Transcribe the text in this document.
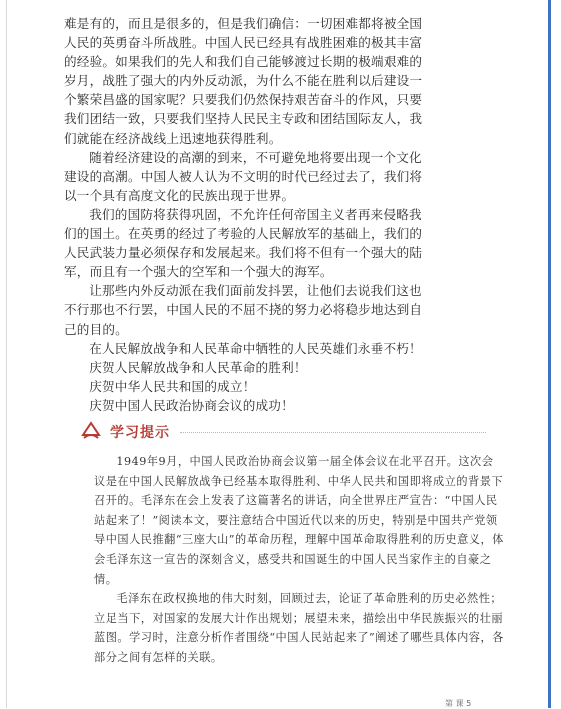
难是有的，而且是很多的，但是我们确信：一切困难都将被全国人民的英勇奋斗所战胜。中国人民已经具有战胜困难的极其丰富的经验。如果我们的先人和我们自己能够渡过长期的极端艰难的岁月，战胜了强大的内外反动派，为什么不能在胜利以后建设一个繁荣昌盛的国家呢？只要我们仍然保持艰苦奋斗的作风，只要我们团结一致，只要我们坚持人民民主专政和团结国际友人，我们就能在经济战线上迅速地获得胜利。

随着经济建设的高潮的到来，不可避免地将要出现一个文化建设的高潮。中国人被人认为不文明的时代已经过去了，我们将以一个具有高度文化的民族出现于世界。

我们的国防将获得巩固，不允许任何帝国主义者再来侵略我们的国土。在英勇的经过了考验的人民解放军的基础上，我们的人民武装力量必须保存和发展起来。我们将不但有一个强大的陆军，而且有一个强大的空军和一个强大的海军。

让那些内外反动派在我们面前发抖罢，让他们去说我们这也不行那也不行罢，中国人民的不屈不挠的努力必将稳步地达到自己的目的。

在人民解放战争和人民革命中牺牲的人民英雄们永垂不朽！

庆贺人民解放战争和人民革命的胜利！

庆贺中华人民共和国的成立！

庆贺中国人民政治协商会议的成功！

学习提示

1949年9月，中国人民政治协商会议第一届全体会议在北平召开。这次会议是在中国人民解放战争已经基本取得胜利、中华人民共和国即将成立的背景下召开的。毛泽东在会上发表了这篇著名的讲话，向全世界庄严宣告：“中国人民站起来了！”阅读本文，要注意结合中国近代以来的历史，特别是中国共产党领导中国人民推翻“三座大山”的革命历程，理解中国革命取得胜利的历史意义，体会毛泽东这一宣告的深刻含义，感受共和国诞生的中国人民当家作主的自豪之情。

毛泽东在政权换地的伟大时刻，回顾过去，论证了革命胜利的历史必然性；立足当下，对国家的发展大计作出规划；展望未来，描绘出中华民族振兴的壮丽蓝图。学习时，注意分析作者围绕“中国人民站起来了”阐述了哪些具体内容，各部分之间有怎样的关联。

第 课 5
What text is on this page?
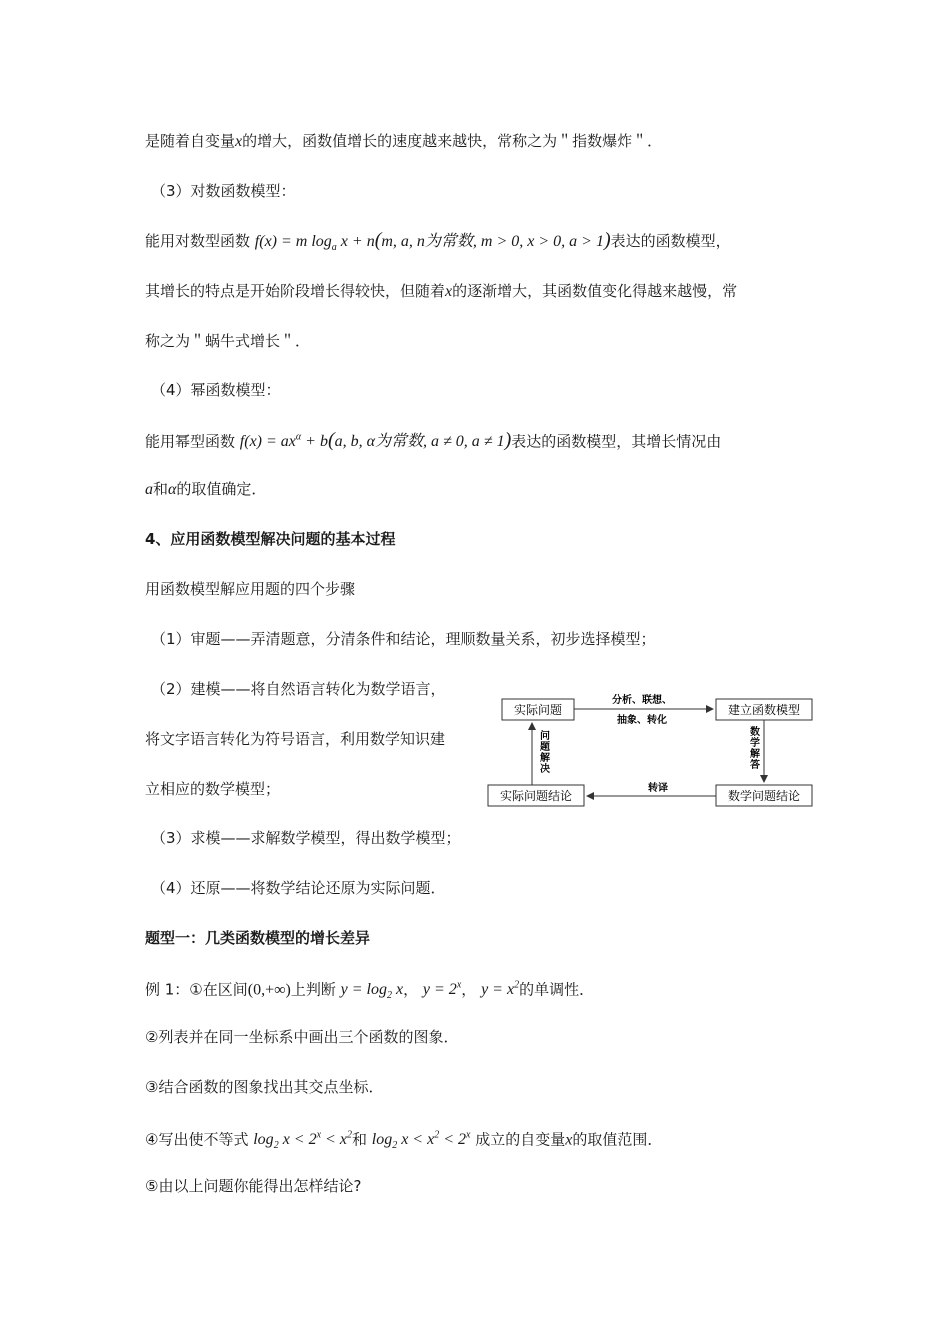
是随着自变量x的增大，函数值增长的速度越来越快，常称之为＂指数爆炸＂．
（3）对数函数模型：
能用对数型函数 f(x) = m $\log_a x + n(m$, a, n为常数, m > 0, x > 0, a > 1)表达的函数模型，
其增长的特点是开始阶段增长得较快，但随着x的逐渐增大，其函数值变化得越来越慢，常
称之为＂蜗牛式增长＂．
（4）幂函数模型：
能用幂型函数 $f(x) = ax^\alpha + b(a$, b, α为常数, a ≠ 0, a ≠ 1)表达的函数模型，其增长情况由
a和α的取值确定．
4、应用函数模型解决问题的基本过程
用函数模型解应用题的四个步骤
（1）审题——弄清题意，分清条件和结论，理顺数量关系，初步选择模型；
（2）建模——将自然语言转化为数学语言，
将文字语言转化为符号语言，利用数学知识建
立相应的数学模型；
（3）求模——求解数学模型，得出数学模型；
（4）还原——将数学结论还原为实际问题．
实际问题	建立函数模型
数学问题结论
实际问题结论
分析、联想、
抽象、转化
数
学
解
答
转译
问
题
解
决
题型一：几类函数模型的增长差异
例 1：①在区间(0,+∞)上判断 $y = \log_2 x$， $y = 2^x$， $y = x^2$的单调性．
②列表并在同一坐标系中画出三个函数的图象．
③结合函数的图象找出其交点坐标．
④写出使不等式 $\log_2 x < 2^x < x^2$和 $\log_2 x < x^2 < 2^x$ 成立的自变量x的取值范围．
⑤由以上问题你能得出怎样结论?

------------------------------------------------

• _YOUR TASK_
Pass over all pictures while writing out the lines from the line with "What text is on this page?" through the last line exactly.

• _SOLUTION FOR THIS PROBLEM_
What text is on this page?
是随着自变量x的增大，函数值增长的速度越来越快，常称之为＂指数爆炸＂．
（3）对数函数模型：
能用对数型函数 f(x) = m $\log_a x + n(m$, a, n为常数, m > 0, x > 0, a > 1)表达的函数模型，
其增长的特点是开始阶段增长得较快，但随着x的逐渐增大，其函数值变化得越来越慢，常
称之为＂蜗牛式增长＂．
（4）幂函数模型：
能用幂型函数 $f(x) = ax^\alpha + b(a$, b, α为常数, a ≠ 0, a ≠ 1)表达的函数模型，其增长情况由
a和α的取值确定．
4、应用函数模型解决问题的基本过程
用函数模型解应用题的四个步骤
（1）审题——弄清题意，分清条件和结论，理顺数量关系，初步选择模型；
（2）建模——将自然语言转化为数学语言，
将文字语言转化为符号语言，利用数学知识建
立相应的数学模型；
（3）求模——求解数学模型，得出数学模型；
（4）还原——将数学结论还原为实际问题．
实际问题	建立函数模型
数学问题结论
实际问题结论
分析、联想、
抽象、转化
数
学
解
答
转译
问
题
解
决
题型一：几类函数模型的增长差异
例 1：①在区间(0,+∞)上判断 $y = \log_2 x$， $y = 2^x$， $y = x^2$的单调性．
②列表并在同一坐标系中画出三个函数的图象．
③结合函数的图象找出其交点坐标．
④写出使不等式 $\log_2 x < 2^x < x^2$和 $\log_2 x < x^2 < 2^x$ 成立的自变量x的取值范围．
⑤由以上问题你能得出怎样结论?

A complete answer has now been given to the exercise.